— Start of TASK INPUTS —

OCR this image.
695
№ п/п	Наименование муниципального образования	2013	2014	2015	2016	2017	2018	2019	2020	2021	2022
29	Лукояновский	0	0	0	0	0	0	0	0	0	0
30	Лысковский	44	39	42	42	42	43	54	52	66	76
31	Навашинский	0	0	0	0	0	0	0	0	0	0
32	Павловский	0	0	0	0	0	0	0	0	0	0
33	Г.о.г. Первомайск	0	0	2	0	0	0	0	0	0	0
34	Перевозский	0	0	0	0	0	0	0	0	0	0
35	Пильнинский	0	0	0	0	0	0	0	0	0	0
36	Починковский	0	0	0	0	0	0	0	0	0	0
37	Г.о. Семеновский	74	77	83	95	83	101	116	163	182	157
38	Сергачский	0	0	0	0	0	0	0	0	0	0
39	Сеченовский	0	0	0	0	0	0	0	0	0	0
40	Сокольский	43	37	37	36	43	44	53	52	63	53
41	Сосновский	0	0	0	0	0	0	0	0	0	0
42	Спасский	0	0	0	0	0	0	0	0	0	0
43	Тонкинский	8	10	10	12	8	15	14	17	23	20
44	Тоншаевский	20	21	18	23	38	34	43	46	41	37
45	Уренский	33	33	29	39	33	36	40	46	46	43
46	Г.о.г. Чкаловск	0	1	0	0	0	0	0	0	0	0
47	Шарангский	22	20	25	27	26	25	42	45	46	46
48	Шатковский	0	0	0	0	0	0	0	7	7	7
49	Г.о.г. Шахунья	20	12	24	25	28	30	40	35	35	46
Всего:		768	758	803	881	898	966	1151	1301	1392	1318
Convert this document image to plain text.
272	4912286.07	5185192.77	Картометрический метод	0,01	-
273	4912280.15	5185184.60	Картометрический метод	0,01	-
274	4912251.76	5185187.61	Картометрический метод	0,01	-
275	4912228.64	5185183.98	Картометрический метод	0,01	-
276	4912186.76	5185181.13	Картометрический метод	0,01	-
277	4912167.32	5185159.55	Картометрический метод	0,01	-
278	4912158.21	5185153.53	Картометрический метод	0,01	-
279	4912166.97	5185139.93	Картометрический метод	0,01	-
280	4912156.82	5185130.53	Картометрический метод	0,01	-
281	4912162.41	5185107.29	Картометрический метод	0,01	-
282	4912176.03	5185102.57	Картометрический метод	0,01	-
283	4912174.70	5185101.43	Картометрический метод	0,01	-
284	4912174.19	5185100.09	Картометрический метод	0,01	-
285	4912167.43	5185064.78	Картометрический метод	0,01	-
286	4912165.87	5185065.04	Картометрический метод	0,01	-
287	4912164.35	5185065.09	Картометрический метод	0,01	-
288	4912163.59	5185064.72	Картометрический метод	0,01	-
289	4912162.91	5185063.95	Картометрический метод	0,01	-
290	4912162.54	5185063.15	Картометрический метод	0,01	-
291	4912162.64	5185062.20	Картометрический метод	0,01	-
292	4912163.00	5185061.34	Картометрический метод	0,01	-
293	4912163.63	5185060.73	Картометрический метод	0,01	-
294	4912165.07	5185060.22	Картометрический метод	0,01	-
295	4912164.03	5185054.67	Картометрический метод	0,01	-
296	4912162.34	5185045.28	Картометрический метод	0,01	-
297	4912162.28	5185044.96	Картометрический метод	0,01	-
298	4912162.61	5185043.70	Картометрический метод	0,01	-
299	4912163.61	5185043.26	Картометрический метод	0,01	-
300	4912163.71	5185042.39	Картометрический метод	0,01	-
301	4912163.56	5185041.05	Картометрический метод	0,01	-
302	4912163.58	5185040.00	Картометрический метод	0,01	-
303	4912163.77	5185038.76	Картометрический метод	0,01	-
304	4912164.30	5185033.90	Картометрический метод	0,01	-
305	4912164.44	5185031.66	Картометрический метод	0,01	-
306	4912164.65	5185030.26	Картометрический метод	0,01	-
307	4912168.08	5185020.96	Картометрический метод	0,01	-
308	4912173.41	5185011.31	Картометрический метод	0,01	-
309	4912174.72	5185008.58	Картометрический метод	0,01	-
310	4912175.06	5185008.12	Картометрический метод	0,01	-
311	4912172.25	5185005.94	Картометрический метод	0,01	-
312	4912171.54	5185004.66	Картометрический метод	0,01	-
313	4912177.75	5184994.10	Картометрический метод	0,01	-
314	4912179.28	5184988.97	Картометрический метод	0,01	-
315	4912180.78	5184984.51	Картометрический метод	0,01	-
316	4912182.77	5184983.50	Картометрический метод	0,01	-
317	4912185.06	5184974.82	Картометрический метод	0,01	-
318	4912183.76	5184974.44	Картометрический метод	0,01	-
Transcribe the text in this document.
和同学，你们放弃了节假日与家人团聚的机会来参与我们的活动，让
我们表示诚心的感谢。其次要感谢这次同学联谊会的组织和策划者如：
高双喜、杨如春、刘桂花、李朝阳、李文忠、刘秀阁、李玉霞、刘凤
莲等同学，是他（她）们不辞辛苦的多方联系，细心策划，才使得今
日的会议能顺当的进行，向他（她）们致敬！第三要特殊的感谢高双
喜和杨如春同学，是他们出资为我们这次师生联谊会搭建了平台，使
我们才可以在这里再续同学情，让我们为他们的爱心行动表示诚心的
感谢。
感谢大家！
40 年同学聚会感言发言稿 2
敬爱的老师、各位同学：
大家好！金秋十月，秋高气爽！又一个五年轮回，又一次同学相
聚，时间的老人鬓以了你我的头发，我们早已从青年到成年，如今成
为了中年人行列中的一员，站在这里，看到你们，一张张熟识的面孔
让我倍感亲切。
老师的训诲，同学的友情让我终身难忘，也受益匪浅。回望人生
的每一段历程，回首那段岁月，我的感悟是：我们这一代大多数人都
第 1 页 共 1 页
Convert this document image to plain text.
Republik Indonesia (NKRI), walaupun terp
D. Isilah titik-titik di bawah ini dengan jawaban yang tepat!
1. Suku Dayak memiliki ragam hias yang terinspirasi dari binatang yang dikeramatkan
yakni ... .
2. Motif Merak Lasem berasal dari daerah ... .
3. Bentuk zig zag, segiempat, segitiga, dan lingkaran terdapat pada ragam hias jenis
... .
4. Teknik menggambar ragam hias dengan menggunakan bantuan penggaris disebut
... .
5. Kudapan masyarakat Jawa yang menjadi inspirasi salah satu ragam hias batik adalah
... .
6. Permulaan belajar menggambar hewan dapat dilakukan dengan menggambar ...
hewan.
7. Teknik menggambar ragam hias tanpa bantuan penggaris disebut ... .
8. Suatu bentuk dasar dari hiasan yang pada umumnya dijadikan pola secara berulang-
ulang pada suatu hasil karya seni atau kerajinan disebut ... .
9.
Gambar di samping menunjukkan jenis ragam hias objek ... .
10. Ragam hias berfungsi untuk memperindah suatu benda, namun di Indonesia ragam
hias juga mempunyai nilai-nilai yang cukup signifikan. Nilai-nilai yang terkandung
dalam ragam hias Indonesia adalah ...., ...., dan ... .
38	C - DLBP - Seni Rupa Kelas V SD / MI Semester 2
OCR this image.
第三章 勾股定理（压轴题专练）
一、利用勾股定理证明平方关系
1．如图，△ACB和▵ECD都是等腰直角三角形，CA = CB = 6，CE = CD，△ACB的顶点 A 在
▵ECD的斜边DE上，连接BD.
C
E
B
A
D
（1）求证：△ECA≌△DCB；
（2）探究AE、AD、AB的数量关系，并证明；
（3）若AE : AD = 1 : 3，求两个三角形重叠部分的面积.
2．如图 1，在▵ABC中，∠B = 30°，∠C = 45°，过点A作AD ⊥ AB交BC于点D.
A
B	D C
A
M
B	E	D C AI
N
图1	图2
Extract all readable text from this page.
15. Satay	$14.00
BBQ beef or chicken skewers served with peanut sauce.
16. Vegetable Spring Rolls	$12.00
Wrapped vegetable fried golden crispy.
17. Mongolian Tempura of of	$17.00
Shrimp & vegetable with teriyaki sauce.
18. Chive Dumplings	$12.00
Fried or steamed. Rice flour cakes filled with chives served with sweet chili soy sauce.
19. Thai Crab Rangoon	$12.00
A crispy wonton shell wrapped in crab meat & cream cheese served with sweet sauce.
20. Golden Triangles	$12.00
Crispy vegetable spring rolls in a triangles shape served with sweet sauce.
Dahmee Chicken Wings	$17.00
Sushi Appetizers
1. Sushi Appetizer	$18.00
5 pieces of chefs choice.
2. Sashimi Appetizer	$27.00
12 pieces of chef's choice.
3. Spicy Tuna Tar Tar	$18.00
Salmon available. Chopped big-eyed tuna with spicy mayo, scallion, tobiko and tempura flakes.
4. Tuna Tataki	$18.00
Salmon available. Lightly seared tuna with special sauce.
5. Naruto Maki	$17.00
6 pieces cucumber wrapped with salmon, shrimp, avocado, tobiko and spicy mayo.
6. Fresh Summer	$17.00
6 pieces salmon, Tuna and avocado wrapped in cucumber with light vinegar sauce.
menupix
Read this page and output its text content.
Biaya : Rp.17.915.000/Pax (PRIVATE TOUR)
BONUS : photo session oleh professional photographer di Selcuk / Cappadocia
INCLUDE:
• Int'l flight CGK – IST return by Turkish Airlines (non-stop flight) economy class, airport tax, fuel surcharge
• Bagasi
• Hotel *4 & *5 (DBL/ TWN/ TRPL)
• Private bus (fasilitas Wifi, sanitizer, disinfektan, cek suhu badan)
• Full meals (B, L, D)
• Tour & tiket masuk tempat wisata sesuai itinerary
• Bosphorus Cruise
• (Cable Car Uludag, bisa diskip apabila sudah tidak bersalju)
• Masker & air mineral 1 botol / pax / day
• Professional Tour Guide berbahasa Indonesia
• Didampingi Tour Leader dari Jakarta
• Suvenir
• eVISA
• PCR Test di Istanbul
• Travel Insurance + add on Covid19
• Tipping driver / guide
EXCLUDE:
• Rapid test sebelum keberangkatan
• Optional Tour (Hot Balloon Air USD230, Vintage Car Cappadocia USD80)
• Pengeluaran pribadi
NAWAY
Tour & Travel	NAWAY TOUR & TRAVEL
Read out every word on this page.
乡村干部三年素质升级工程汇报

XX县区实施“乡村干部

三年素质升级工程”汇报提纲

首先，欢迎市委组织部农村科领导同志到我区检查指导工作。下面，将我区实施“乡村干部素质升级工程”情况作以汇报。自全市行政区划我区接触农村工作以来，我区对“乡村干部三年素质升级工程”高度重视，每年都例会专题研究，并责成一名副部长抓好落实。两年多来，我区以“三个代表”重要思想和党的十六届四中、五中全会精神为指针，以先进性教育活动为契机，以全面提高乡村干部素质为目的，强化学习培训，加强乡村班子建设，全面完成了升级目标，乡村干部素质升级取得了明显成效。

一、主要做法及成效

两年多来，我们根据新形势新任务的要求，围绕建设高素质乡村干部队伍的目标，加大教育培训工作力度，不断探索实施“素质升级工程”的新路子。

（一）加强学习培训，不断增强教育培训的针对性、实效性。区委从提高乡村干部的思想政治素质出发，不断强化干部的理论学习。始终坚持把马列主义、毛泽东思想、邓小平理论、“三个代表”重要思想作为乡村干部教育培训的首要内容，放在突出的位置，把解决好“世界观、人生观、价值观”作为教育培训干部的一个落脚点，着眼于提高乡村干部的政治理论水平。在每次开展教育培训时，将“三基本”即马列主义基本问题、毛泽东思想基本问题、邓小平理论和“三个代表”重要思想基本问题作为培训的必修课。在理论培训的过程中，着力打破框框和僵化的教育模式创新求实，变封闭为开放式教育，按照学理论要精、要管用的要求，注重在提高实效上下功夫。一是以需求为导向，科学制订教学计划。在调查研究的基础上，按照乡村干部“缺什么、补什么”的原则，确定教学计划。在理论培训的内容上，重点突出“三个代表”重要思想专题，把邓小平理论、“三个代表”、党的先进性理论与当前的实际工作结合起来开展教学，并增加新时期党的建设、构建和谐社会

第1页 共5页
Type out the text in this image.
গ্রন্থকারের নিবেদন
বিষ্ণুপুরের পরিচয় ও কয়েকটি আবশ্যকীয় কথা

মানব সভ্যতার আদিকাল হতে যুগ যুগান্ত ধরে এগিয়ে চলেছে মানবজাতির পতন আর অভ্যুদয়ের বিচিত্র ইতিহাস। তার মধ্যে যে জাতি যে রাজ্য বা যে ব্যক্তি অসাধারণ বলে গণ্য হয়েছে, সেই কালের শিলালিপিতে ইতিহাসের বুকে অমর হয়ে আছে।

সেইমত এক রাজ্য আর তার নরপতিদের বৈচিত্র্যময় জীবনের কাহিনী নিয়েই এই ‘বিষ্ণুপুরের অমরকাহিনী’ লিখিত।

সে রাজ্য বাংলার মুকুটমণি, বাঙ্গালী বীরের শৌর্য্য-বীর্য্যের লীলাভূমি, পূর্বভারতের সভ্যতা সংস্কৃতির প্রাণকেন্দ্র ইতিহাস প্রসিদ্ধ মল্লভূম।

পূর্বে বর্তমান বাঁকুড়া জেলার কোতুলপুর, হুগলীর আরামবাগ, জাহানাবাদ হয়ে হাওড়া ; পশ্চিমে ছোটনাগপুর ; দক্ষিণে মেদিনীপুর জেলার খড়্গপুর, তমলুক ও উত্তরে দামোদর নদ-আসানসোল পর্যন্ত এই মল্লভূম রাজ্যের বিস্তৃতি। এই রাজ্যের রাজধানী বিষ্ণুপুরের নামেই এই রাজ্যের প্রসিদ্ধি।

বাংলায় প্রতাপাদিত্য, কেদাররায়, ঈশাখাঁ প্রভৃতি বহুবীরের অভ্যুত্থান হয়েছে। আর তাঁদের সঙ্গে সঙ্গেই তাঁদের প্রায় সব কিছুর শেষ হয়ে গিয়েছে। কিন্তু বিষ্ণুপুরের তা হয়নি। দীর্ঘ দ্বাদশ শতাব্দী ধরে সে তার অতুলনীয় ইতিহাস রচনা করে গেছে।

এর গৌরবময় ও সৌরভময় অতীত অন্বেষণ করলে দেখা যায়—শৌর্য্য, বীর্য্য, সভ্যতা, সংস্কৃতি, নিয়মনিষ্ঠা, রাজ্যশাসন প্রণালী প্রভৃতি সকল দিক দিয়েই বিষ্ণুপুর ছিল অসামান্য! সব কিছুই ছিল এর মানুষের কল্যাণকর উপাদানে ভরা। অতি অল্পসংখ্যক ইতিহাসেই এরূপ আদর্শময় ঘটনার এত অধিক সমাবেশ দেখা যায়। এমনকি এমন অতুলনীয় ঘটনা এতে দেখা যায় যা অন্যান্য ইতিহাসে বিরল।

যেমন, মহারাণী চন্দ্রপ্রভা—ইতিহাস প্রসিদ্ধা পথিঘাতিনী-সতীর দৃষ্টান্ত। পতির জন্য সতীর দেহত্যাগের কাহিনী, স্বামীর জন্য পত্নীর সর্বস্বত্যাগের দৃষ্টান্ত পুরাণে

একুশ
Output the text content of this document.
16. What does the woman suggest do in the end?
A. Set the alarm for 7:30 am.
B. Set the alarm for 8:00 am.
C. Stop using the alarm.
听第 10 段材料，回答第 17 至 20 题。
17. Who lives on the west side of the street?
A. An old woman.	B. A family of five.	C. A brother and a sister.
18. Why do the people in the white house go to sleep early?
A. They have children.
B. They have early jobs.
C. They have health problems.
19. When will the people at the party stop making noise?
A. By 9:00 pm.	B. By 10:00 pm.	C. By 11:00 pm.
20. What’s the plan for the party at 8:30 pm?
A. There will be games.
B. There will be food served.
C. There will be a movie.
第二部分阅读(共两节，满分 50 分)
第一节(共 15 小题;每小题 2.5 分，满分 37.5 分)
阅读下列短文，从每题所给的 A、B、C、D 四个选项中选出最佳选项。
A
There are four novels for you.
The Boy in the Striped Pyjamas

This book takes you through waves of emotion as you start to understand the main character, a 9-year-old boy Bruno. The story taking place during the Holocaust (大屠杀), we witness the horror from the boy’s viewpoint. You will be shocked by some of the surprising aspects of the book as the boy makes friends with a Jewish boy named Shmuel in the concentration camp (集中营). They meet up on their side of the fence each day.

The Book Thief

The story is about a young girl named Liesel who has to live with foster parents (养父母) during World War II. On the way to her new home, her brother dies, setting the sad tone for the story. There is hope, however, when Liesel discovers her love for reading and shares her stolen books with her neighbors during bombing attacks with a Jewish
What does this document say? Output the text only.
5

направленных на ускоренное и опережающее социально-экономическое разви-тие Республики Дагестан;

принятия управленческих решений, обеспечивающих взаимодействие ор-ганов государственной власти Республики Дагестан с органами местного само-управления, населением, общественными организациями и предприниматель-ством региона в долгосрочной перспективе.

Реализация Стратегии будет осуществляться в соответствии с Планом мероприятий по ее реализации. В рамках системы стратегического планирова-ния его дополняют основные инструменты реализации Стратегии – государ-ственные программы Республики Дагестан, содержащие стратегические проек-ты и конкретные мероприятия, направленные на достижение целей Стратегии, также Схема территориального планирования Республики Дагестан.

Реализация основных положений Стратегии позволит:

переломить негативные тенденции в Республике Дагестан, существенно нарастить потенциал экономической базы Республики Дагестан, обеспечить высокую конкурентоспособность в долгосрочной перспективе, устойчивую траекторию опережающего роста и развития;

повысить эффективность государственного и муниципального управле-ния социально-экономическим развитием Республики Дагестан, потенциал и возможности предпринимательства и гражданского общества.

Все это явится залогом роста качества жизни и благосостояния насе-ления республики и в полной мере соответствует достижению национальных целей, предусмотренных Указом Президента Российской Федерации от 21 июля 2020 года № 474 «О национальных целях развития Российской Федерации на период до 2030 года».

— End of TASK INPUTS —

**WORK TO DO**:
From the entries above, collect every line with the string "Cappadocia" in it.

**WRITTEN SOLUTION**:
BONUS : photo session oleh professional photographer di Selcuk / Cappadocia
• Optional Tour (Hot Balloon Air USD230, Vintage Car Cappadocia USD80)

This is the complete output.